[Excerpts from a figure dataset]
start
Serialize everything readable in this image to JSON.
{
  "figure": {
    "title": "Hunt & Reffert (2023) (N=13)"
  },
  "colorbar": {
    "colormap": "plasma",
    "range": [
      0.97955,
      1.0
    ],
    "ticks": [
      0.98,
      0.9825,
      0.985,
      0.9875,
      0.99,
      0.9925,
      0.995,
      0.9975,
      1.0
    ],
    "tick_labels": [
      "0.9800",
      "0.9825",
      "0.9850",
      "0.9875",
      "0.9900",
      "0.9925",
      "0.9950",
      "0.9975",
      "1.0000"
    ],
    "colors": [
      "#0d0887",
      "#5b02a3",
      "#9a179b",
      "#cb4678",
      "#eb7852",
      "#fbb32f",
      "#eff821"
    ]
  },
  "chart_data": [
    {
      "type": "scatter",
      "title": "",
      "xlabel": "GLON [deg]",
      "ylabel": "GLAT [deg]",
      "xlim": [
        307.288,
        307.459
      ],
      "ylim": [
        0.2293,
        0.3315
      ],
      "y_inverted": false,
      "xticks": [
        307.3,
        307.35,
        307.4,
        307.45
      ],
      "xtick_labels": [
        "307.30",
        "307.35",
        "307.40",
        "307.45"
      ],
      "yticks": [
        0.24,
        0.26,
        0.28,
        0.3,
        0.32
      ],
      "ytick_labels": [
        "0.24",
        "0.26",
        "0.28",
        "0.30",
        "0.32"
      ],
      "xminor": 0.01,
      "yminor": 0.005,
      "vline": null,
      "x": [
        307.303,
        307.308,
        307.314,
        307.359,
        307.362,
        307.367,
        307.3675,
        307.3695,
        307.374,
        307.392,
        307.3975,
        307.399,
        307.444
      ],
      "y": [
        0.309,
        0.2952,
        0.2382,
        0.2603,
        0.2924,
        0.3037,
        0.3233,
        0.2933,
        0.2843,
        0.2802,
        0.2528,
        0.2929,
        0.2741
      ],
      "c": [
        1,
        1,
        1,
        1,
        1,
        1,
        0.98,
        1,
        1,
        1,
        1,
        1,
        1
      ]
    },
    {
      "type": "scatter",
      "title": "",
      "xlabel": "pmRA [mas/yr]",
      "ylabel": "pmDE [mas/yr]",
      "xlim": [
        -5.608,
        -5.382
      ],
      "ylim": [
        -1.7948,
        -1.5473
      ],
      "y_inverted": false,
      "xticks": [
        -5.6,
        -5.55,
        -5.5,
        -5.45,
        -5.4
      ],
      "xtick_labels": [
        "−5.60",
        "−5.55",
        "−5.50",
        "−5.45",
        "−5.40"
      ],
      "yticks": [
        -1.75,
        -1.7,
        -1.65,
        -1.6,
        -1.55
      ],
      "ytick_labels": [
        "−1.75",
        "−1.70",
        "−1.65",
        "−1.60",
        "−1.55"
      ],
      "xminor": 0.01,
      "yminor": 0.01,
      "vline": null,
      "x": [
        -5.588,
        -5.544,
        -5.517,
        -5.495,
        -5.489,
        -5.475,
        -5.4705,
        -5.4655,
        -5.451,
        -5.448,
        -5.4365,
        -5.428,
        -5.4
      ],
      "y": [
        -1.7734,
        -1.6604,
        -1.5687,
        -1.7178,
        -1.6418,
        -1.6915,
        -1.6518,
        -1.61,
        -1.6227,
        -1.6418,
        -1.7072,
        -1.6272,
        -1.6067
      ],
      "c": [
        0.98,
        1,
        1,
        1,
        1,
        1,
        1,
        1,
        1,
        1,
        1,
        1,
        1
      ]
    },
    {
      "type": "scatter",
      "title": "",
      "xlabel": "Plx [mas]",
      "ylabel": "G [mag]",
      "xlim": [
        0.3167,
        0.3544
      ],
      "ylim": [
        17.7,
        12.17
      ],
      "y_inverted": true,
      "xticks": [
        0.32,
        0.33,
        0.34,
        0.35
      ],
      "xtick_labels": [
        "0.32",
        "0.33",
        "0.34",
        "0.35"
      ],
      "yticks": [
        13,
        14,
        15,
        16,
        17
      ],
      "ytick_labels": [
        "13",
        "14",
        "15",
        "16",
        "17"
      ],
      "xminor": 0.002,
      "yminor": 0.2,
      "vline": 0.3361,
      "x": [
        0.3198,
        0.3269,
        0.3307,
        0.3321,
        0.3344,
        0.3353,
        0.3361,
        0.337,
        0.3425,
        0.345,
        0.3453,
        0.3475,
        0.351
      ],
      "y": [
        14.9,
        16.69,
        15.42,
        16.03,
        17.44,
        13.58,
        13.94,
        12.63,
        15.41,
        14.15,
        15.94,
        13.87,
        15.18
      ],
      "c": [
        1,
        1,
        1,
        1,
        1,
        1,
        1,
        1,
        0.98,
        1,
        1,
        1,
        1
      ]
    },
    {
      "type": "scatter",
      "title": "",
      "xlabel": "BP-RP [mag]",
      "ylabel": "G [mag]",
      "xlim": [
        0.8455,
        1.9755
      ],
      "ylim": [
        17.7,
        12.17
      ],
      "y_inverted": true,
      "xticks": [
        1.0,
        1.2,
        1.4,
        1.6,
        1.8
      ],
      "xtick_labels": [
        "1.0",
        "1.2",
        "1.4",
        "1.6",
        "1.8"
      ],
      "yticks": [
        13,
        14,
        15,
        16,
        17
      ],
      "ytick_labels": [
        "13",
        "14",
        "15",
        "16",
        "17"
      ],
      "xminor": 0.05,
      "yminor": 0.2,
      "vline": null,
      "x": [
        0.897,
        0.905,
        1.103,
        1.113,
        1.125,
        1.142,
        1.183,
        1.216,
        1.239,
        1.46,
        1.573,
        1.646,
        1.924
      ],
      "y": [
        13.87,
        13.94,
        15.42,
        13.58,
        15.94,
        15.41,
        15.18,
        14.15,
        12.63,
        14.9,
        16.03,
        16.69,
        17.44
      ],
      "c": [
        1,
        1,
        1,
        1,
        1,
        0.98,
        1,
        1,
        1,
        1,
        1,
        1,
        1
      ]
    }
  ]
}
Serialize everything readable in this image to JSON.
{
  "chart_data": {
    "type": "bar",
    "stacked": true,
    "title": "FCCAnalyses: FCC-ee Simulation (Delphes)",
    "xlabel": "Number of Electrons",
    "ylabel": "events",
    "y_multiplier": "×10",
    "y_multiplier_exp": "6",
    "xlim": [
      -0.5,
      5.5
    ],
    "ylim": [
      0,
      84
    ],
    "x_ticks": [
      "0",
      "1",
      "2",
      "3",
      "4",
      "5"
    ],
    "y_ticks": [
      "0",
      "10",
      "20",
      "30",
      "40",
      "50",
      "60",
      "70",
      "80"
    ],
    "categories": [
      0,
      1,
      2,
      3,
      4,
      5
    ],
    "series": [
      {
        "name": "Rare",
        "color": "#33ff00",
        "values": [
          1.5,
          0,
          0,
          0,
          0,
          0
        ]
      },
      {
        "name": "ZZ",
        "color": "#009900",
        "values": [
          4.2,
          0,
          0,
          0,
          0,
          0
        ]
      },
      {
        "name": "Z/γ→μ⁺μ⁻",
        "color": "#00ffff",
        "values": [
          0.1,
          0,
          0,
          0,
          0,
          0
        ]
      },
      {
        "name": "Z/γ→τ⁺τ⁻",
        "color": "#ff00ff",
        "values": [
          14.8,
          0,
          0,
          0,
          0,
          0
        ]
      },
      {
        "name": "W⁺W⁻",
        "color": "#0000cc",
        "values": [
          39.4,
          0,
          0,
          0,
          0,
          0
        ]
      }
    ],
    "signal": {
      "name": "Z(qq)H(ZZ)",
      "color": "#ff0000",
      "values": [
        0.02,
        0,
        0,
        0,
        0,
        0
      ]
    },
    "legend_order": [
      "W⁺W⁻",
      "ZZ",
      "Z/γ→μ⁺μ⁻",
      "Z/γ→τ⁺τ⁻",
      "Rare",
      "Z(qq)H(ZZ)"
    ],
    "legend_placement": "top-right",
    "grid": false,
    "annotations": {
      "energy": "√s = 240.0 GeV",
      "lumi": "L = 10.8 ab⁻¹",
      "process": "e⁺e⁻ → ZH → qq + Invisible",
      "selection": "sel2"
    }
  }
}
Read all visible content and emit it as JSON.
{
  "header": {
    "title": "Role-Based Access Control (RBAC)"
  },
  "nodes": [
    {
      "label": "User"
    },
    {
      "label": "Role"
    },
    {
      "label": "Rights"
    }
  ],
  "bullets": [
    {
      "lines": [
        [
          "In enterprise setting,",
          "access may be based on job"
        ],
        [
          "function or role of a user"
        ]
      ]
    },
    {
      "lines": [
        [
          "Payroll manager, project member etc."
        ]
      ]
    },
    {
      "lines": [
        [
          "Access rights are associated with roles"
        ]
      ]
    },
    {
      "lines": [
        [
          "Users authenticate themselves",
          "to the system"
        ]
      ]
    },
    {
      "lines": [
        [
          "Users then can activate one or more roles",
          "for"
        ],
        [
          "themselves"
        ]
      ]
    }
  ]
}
end
◆ Your task: Through the last line of the entries above, beginning at the line containing "Read all visible content and emit it as JSON.", transcribe each line exactly, both ends included and nothing more.

◆ Solution to the problem:
Read all visible content and emit it as JSON.
{
  "header": {
    "title": "Role-Based Access Control (RBAC)"
  },
  "nodes": [
    {
      "label": "User"
    },
    {
      "label": "Role"
    },
    {
      "label": "Rights"
    }
  ],
  "bullets": [
    {
      "lines": [
        [
          "In enterprise setting,",
          "access may be based on job"
        ],
        [
          "function or role of a user"
        ]
      ]
    },
    {
      "lines": [
        [
          "Payroll manager, project member etc."
        ]
      ]
    },
    {
      "lines": [
        [
          "Access rights are associated with roles"
        ]
      ]
    },
    {
      "lines": [
        [
          "Users authenticate themselves",
          "to the system"
        ]
      ]
    },
    {
      "lines": [
        [
          "Users then can activate one or more roles",
          "for"
        ],
        [
          "themselves"
        ]
      ]
    }
  ]
}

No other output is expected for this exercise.